----- Records for processing
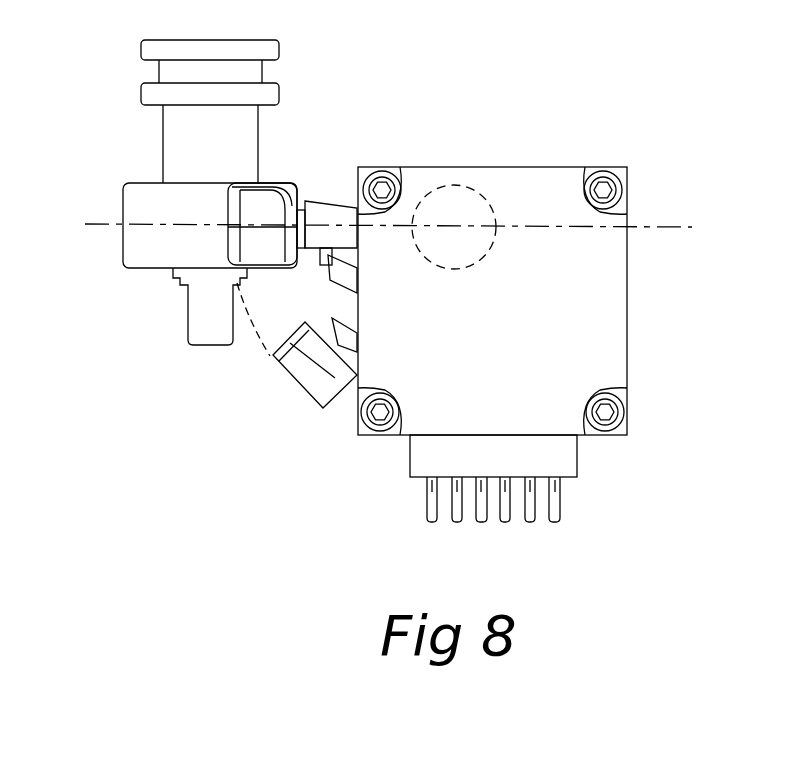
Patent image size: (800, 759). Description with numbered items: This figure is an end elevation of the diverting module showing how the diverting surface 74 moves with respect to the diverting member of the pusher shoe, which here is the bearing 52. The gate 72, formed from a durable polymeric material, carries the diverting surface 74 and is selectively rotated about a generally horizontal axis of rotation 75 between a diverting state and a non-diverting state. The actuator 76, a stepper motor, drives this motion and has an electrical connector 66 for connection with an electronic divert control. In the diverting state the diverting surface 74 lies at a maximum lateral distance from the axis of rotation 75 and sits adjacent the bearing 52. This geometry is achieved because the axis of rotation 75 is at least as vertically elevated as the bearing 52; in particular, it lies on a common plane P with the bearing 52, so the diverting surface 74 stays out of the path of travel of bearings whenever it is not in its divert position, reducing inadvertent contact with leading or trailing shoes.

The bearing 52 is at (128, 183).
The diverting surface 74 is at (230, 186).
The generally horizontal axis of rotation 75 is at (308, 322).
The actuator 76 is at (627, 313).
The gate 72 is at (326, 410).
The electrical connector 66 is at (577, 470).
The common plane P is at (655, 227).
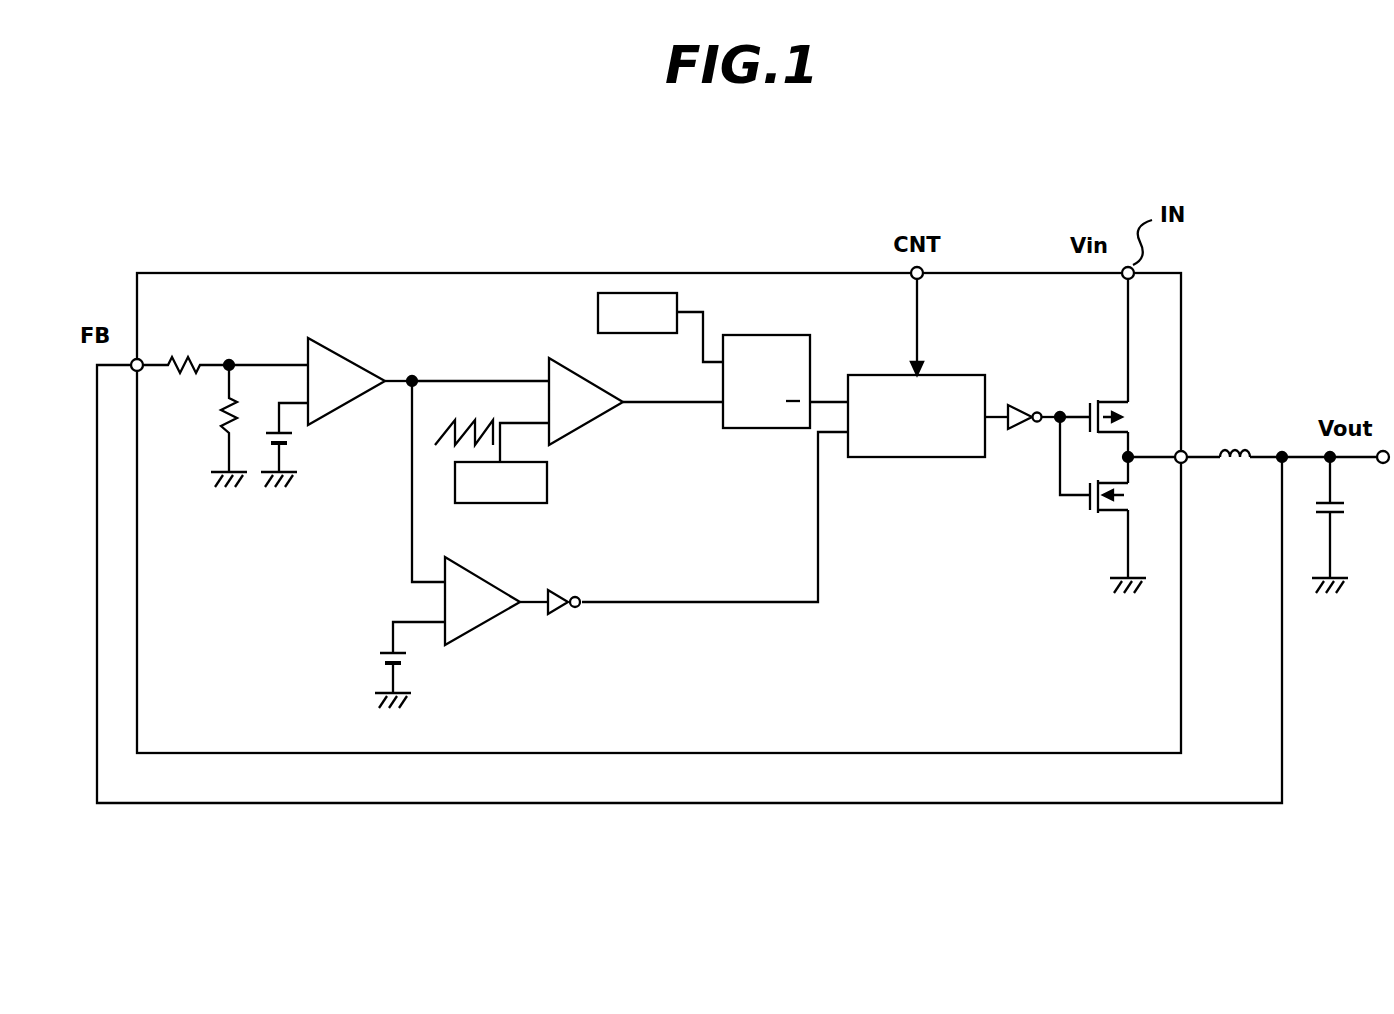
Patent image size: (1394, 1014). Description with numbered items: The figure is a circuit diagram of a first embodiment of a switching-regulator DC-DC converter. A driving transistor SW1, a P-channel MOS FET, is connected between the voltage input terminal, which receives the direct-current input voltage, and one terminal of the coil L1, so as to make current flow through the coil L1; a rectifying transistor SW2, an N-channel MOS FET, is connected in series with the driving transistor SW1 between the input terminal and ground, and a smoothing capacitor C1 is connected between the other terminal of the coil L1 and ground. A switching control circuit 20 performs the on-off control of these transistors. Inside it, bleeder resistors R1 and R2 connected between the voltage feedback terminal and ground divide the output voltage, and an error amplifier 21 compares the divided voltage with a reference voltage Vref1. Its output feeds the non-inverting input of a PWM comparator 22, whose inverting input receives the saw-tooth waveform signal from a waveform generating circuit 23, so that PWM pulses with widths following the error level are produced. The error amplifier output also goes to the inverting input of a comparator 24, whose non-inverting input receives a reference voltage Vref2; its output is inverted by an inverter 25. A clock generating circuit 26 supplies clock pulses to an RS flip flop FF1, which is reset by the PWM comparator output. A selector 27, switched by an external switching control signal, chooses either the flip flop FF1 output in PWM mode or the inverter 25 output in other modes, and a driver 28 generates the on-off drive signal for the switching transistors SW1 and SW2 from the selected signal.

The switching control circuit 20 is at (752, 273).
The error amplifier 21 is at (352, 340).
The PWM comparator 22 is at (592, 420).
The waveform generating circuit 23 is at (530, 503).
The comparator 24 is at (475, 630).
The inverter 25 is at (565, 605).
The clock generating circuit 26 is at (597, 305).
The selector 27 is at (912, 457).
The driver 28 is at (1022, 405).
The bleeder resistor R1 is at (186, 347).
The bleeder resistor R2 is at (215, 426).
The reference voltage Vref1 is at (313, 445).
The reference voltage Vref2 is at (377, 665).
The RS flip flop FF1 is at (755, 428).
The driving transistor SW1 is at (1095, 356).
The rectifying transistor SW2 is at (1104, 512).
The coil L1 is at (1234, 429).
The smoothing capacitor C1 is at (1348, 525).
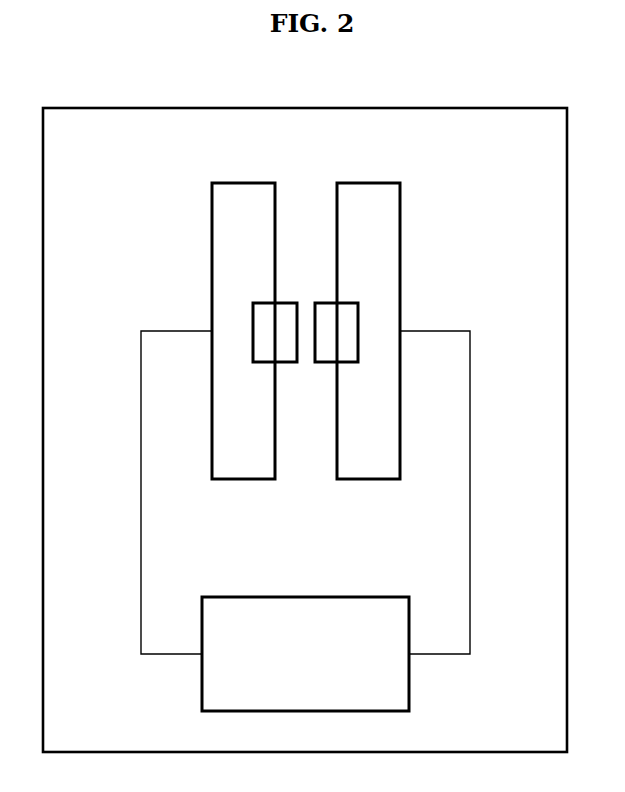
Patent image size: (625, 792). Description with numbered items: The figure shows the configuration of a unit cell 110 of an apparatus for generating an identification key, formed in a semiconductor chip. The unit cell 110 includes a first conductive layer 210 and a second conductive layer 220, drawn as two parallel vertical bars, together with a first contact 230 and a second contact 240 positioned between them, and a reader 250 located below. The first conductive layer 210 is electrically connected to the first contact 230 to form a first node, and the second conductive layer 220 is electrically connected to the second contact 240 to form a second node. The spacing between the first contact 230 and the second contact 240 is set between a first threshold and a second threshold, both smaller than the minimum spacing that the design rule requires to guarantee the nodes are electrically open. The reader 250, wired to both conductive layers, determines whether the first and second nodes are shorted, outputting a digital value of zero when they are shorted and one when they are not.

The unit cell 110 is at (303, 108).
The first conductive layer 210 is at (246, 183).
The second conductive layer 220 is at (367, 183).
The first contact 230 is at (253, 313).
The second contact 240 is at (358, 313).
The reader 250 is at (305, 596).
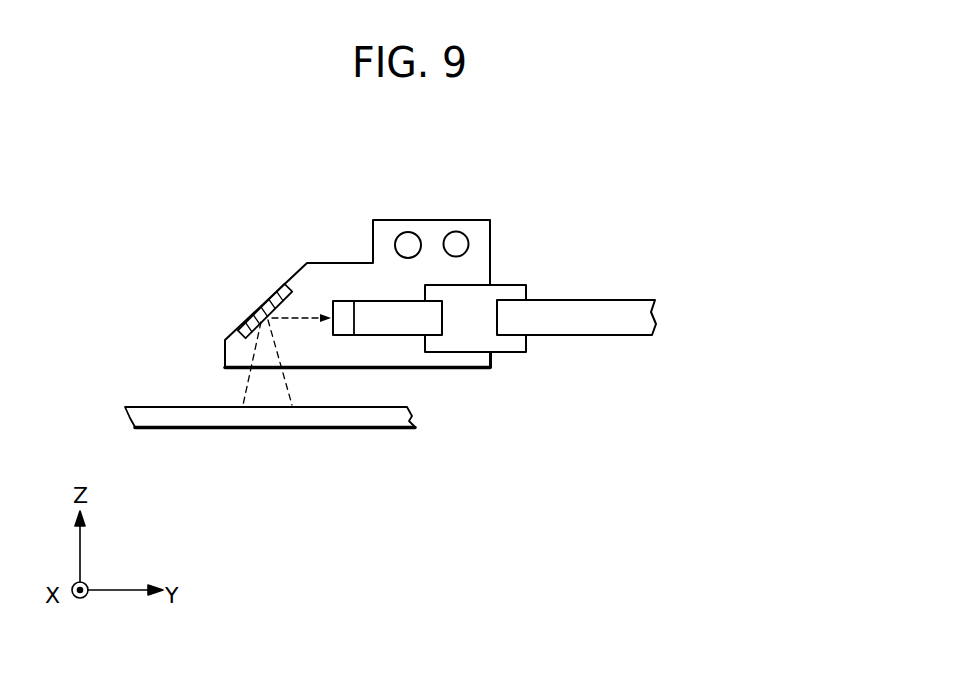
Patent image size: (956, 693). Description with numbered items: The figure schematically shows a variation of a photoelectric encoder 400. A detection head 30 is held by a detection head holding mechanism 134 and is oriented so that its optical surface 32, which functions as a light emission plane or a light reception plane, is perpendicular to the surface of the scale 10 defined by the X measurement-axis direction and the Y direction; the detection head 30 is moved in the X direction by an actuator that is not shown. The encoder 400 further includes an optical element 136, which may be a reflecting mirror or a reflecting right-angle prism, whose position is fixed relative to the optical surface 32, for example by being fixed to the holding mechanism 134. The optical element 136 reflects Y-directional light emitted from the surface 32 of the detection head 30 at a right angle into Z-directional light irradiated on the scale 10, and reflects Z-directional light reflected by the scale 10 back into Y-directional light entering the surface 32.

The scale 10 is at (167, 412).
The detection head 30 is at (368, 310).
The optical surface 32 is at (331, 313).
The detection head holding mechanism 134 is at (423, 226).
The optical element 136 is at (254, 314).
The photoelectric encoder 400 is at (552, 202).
----------
**Task prompt:**
Put each line of the records above into a JSON list of strings, one string per line, with blank lines and the pictures left out.

**Task answer:**
[
  "Patent image size: (800, 759). Description with numbered items: This figure is an end elevation of the diverting module showing how the diverting surface 74 moves with respect to the diverting member of the pusher shoe, which here is the bearing 52. The gate 72, formed from a durable polymeric material, carries the diverting surface 74 and is selectively rotated about a generally horizontal axis of rotation 75 between a diverting state and a non-diverting state. The actuator 76, a stepper motor, drives this motion and has an electrical connector 66 for connection with an electronic divert control. In the diverting state the diverting surface 74 lies at a maximum lateral distance from the axis of rotation 75 and sits adjacent the bearing 52. This geometry is achieved because the axis of rotation 75 is at least as vertically elevated as the bearing 52; in particular, it lies on a common plane P with the bearing 52, so the diverting surface 74 stays out of the path of travel of bearings whenever it is not in its divert position, reducing inadvertent contact with leading or trailing shoes.",
  "The bearing 52 is at (128, 183).",
  "The diverting surface 74 is at (230, 186).",
  "The generally horizontal axis of rotation 75 is at (308, 322).",
  "The actuator 76 is at (627, 313).",
  "The gate 72 is at (326, 410).",
  "The electrical connector 66 is at (577, 470).",
  "The common plane P is at (655, 227).",
  "Patent image size: (1394, 1014). Description with numbered items: The figure is a circuit diagram of a first embodiment of a switching-regulator DC-DC converter. A driving transistor SW1, a P-channel MOS FET, is connected between the voltage input terminal, which receives the direct-current input voltage, and one terminal of the coil L1, so as to make current flow through the coil L1; a rectifying transistor SW2, an N-channel MOS FET, is connected in series with the driving transistor SW1 between the input terminal and ground, and a smoothing capacitor C1 is connected between the other terminal of the coil L1 and ground. A switching control circuit 20 performs the on-off control of these transistors. Inside it, bleeder resistors R1 and R2 connected between the voltage feedback terminal and ground divide the output voltage, and an error amplifier 21 compares the divided voltage with a reference voltage Vref1. Its output feeds the non-inverting input of a PWM comparator 22, whose inverting input receives the saw-tooth waveform signal from a waveform generating circuit 23, so that PWM pulses with widths following the error level are produced. The error amplifier output also goes to the inverting input of a comparator 24, whose non-inverting input receives a reference voltage Vref2; its output is inverted by an inverter 25. A clock generating circuit 26 supplies clock pulses to an RS flip flop FF1, which is reset by the PWM comparator output. A selector 27, switched by an external switching control signal, chooses either the flip flop FF1 output in PWM mode or the inverter 25 output in other modes, and a driver 28 generates the on-off drive signal for the switching transistors SW1 and SW2 from the selected signal.",
  "The switching control circuit 20 is at (752, 273).",
  "The error amplifier 21 is at (352, 340).",
  "The PWM comparator 22 is at (592, 420).",
  "The waveform generating circuit 23 is at (530, 503).",
  "The comparator 24 is at (475, 630).",
  "The inverter 25 is at (565, 605).",
  "The clock generating circuit 26 is at (597, 305).",
  "The selector 27 is at (912, 457).",
  "The driver 28 is at (1022, 405).",
  "The bleeder resistor R1 is at (186, 347).",
  "The bleeder resistor R2 is at (215, 426).",
  "The reference voltage Vref1 is at (313, 445).",
  "The reference voltage Vref2 is at (377, 665).",
  "The RS flip flop FF1 is at (755, 428).",
  "The driving transistor SW1 is at (1095, 356).",
  "The rectifying transistor SW2 is at (1104, 512).",
  "The coil L1 is at (1234, 429).",
  "The smoothing capacitor C1 is at (1348, 525).",
  "Patent image size: (625, 792). Description with numbered items: The figure shows the configuration of a unit cell 110 of an apparatus for generating an identification key, formed in a semiconductor chip. The unit cell 110 includes a first conductive layer 210 and a second conductive layer 220, drawn as two parallel vertical bars, together with a first contact 230 and a second contact 240 positioned between them, and a reader 250 located below. The first conductive layer 210 is electrically connected to the first contact 230 to form a first node, and the second conductive layer 220 is electrically connected to the second contact 240 to form a second node. The spacing between the first contact 230 and the second contact 240 is set between a first threshold and a second threshold, both smaller than the minimum spacing that the design rule requires to guarantee the nodes are electrically open. The reader 250, wired to both conductive layers, determines whether the first and second nodes are shorted, outputting a digital value of zero when they are shorted and one when they are not.",
  "The unit cell 110 is at (303, 108).",
  "The first conductive layer 210 is at (246, 183).",
  "The second conductive layer 220 is at (367, 183).",
  "The first contact 230 is at (253, 313).",
  "The second contact 240 is at (358, 313).",
  "The reader 250 is at (305, 596).",
  "Patent image size: (956, 693). Description with numbered items: The figure schematically shows a variation of a photoelectric encoder 400. A detection head 30 is held by a detection head holding mechanism 134 and is oriented so that its optical surface 32, which functions as a light emission plane or a light reception plane, is perpendicular to the surface of the scale 10 defined by the X measurement-axis direction and the Y direction; the detection head 30 is moved in the X direction by an actuator that is not shown. The encoder 400 further includes an optical element 136, which may be a reflecting mirror or a reflecting right-angle prism, whose position is fixed relative to the optical surface 32, for example by being fixed to the holding mechanism 134. The optical element 136 reflects Y-directional light emitted from the surface 32 of the detection head 30 at a right angle into Z-directional light irradiated on the scale 10, and reflects Z-directional light reflected by the scale 10 back into Y-directional light entering the surface 32.",
  "The scale 10 is at (167, 412).",
  "The detection head 30 is at (368, 310).",
  "The optical surface 32 is at (331, 313).",
  "The detection head holding mechanism 134 is at (423, 226).",
  "The optical element 136 is at (254, 314).",
  "The photoelectric encoder 400 is at (552, 202)."
]